* start Dataset rows *

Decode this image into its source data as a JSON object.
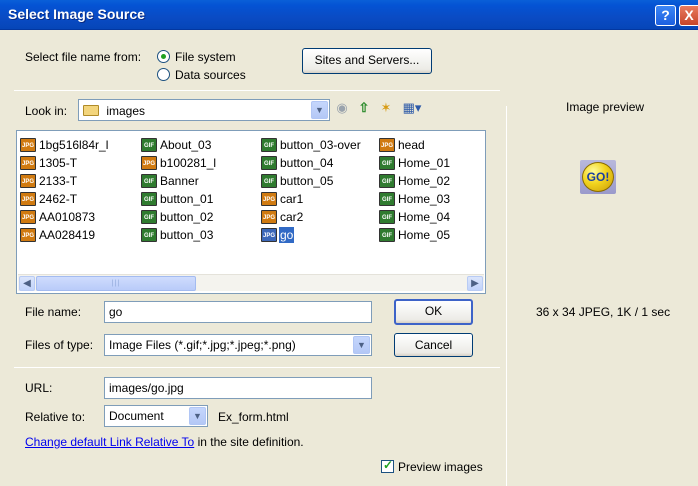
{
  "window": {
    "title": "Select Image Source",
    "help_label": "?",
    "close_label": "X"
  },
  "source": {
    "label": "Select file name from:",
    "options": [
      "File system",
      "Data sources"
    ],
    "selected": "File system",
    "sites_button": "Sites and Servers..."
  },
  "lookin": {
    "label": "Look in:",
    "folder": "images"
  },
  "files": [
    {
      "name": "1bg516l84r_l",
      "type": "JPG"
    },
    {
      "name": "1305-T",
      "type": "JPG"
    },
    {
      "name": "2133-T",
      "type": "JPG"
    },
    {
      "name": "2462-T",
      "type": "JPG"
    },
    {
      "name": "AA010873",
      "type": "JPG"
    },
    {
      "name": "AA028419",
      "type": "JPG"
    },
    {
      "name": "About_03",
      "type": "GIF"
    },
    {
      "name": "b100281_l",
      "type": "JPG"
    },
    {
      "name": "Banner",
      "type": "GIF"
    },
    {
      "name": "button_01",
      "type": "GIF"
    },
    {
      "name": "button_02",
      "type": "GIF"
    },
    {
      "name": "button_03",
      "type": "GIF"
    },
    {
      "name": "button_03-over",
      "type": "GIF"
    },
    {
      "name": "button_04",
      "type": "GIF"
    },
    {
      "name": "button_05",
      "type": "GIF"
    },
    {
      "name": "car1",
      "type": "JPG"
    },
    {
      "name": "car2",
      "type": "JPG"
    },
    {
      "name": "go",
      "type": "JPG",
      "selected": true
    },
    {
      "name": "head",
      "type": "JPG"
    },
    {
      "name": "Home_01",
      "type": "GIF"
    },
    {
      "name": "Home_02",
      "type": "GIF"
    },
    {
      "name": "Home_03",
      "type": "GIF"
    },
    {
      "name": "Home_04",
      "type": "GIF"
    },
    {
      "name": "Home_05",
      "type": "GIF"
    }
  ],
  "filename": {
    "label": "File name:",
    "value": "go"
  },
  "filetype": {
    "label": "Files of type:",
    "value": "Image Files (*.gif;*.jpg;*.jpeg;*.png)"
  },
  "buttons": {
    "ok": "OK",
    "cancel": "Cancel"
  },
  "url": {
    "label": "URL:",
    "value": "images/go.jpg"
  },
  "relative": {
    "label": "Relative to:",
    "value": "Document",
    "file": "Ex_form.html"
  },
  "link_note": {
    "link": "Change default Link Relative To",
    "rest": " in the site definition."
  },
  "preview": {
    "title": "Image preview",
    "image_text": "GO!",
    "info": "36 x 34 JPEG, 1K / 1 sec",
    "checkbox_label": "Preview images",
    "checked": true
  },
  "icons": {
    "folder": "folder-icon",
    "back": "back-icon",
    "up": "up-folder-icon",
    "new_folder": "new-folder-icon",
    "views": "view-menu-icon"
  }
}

* end Dataset rows *

### [Work instructions]
For each line of the entries that includes "value", show that line.

### [Response]
    "value": "go"
    "value": "Image Files (*.gif;*.jpg;*.jpeg;*.png)"
    "value": "images/go.jpg"
    "value": "Document",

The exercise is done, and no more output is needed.